::: Rows

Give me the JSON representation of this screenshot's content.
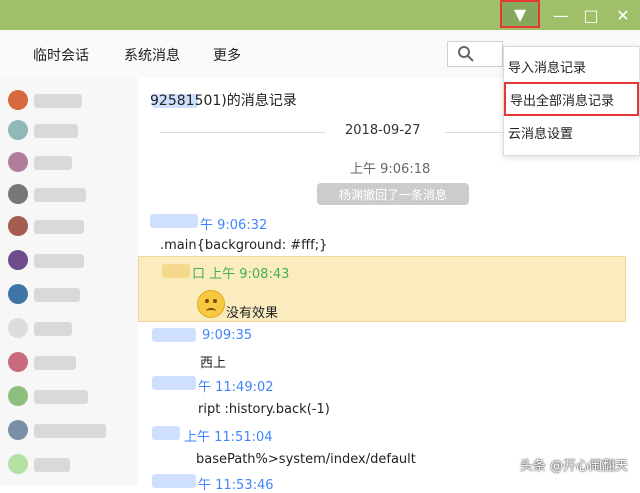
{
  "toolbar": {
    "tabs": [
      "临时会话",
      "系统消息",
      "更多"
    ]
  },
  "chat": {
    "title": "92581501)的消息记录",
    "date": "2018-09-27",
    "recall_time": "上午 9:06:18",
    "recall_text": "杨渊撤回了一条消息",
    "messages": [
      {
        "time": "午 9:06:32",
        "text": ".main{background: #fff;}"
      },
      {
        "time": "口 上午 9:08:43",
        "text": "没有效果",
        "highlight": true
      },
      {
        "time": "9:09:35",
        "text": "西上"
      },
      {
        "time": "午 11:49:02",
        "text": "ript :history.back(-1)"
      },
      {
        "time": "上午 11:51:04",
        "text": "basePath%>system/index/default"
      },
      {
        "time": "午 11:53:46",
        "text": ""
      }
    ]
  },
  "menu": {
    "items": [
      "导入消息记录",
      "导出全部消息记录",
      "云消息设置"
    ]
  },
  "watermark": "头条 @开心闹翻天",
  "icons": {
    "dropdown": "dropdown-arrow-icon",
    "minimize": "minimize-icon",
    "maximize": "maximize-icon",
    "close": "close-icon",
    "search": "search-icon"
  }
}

::::::

[Short exercise] Leave out the pictures and repeat everything else in the records exactly.

[Result for this task]
Give me the JSON representation of this screenshot's content.
{
  "toolbar": {
    "tabs": [
      "临时会话",
      "系统消息",
      "更多"
    ]
  },
  "chat": {
    "title": "92581501)的消息记录",
    "date": "2018-09-27",
    "recall_time": "上午 9:06:18",
    "recall_text": "杨渊撤回了一条消息",
    "messages": [
      {
        "time": "午 9:06:32",
        "text": ".main{background: #fff;}"
      },
      {
        "time": "口 上午 9:08:43",
        "text": "没有效果",
        "highlight": true
      },
      {
        "time": "9:09:35",
        "text": "西上"
      },
      {
        "time": "午 11:49:02",
        "text": "ript :history.back(-1)"
      },
      {
        "time": "上午 11:51:04",
        "text": "basePath%>system/index/default"
      },
      {
        "time": "午 11:53:46",
        "text": ""
      }
    ]
  },
  "menu": {
    "items": [
      "导入消息记录",
      "导出全部消息记录",
      "云消息设置"
    ]
  },
  "watermark": "头条 @开心闹翻天",
  "icons": {
    "dropdown": "dropdown-arrow-icon",
    "minimize": "minimize-icon",
    "maximize": "maximize-icon",
    "close": "close-icon",
    "search": "search-icon"
  }
}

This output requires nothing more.